[Start of Data records]

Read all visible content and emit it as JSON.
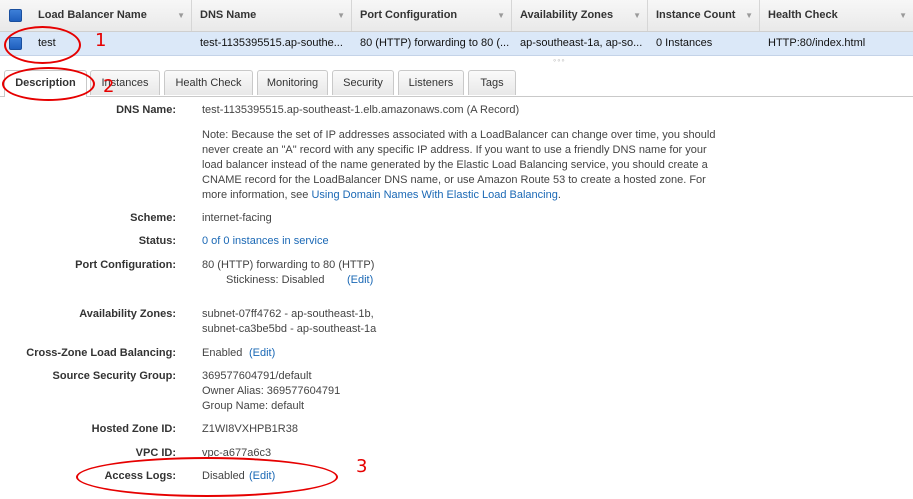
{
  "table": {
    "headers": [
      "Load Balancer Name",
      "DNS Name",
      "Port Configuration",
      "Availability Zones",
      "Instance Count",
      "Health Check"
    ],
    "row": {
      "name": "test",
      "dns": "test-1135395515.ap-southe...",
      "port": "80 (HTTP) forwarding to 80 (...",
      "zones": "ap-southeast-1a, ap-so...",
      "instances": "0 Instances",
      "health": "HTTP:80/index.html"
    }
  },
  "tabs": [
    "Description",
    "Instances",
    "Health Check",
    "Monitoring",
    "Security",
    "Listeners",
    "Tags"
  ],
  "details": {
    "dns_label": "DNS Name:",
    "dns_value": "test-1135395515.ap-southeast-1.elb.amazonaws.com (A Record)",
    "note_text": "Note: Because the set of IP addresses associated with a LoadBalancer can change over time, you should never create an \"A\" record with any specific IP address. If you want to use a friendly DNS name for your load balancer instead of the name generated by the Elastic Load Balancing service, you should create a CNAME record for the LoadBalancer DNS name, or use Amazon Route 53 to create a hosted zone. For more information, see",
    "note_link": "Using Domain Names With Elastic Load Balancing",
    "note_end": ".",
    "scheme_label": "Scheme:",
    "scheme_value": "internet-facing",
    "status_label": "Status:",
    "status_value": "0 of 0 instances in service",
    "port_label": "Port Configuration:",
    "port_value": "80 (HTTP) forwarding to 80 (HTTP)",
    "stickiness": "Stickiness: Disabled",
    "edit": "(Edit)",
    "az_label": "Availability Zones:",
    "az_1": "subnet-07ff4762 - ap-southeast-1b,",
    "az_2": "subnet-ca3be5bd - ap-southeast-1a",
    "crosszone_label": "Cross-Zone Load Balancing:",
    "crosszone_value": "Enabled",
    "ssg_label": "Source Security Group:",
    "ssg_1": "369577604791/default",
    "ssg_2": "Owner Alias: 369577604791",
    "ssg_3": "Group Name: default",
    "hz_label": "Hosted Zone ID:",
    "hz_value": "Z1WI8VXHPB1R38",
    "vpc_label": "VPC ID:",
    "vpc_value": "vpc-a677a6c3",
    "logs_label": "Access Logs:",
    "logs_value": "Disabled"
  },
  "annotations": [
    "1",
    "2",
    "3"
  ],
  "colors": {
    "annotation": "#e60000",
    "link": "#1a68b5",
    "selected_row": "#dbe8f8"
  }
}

[End of Data records]

**Task requirements**.
Pictures are excluded; copy every other part of the records exactly.

**Response below**.
Read all visible content and emit it as JSON.
{
  "table": {
    "headers": [
      "Load Balancer Name",
      "DNS Name",
      "Port Configuration",
      "Availability Zones",
      "Instance Count",
      "Health Check"
    ],
    "row": {
      "name": "test",
      "dns": "test-1135395515.ap-southe...",
      "port": "80 (HTTP) forwarding to 80 (...",
      "zones": "ap-southeast-1a, ap-so...",
      "instances": "0 Instances",
      "health": "HTTP:80/index.html"
    }
  },
  "tabs": [
    "Description",
    "Instances",
    "Health Check",
    "Monitoring",
    "Security",
    "Listeners",
    "Tags"
  ],
  "details": {
    "dns_label": "DNS Name:",
    "dns_value": "test-1135395515.ap-southeast-1.elb.amazonaws.com (A Record)",
    "note_text": "Note: Because the set of IP addresses associated with a LoadBalancer can change over time, you should never create an \"A\" record with any specific IP address. If you want to use a friendly DNS name for your load balancer instead of the name generated by the Elastic Load Balancing service, you should create a CNAME record for the LoadBalancer DNS name, or use Amazon Route 53 to create a hosted zone. For more information, see",
    "note_link": "Using Domain Names With Elastic Load Balancing",
    "note_end": ".",
    "scheme_label": "Scheme:",
    "scheme_value": "internet-facing",
    "status_label": "Status:",
    "status_value": "0 of 0 instances in service",
    "port_label": "Port Configuration:",
    "port_value": "80 (HTTP) forwarding to 80 (HTTP)",
    "stickiness": "Stickiness: Disabled",
    "edit": "(Edit)",
    "az_label": "Availability Zones:",
    "az_1": "subnet-07ff4762 - ap-southeast-1b,",
    "az_2": "subnet-ca3be5bd - ap-southeast-1a",
    "crosszone_label": "Cross-Zone Load Balancing:",
    "crosszone_value": "Enabled",
    "ssg_label": "Source Security Group:",
    "ssg_1": "369577604791/default",
    "ssg_2": "Owner Alias: 369577604791",
    "ssg_3": "Group Name: default",
    "hz_label": "Hosted Zone ID:",
    "hz_value": "Z1WI8VXHPB1R38",
    "vpc_label": "VPC ID:",
    "vpc_value": "vpc-a677a6c3",
    "logs_label": "Access Logs:",
    "logs_value": "Disabled"
  },
  "annotations": [
    "1",
    "2",
    "3"
  ],
  "colors": {
    "annotation": "#e60000",
    "link": "#1a68b5",
    "selected_row": "#dbe8f8"
  }
}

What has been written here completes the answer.